**What you have to do**
Select all lines with the string "that" in them, and copy those lines.

**Provided records**
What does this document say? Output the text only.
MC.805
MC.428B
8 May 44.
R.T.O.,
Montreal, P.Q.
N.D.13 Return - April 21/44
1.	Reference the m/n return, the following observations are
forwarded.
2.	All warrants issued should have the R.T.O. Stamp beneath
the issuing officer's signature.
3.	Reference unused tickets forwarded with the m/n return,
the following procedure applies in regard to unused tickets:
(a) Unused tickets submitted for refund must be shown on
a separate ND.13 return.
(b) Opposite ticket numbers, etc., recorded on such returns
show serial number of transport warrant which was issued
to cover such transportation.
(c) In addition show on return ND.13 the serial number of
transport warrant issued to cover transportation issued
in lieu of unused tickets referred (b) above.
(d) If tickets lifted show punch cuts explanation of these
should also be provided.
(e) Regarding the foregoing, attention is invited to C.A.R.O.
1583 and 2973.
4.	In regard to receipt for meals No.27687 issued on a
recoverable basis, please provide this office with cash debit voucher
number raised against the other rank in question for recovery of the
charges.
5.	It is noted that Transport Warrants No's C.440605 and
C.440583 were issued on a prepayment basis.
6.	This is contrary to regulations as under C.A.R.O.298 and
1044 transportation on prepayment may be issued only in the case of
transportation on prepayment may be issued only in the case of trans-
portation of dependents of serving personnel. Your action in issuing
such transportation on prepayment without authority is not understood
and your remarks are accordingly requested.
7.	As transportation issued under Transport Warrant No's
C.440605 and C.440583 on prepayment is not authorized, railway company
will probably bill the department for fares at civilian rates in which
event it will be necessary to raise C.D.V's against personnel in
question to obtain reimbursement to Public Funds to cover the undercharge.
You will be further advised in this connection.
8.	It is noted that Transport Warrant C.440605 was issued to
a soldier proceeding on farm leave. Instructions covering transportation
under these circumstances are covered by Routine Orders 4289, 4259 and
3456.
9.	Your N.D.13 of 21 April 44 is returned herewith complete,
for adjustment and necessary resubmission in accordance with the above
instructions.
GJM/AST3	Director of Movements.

**Result for this task**
5.	It is noted that Transport Warrants No's C.440605 and
8.	It is noted that Transport Warrant C.440605 was issued to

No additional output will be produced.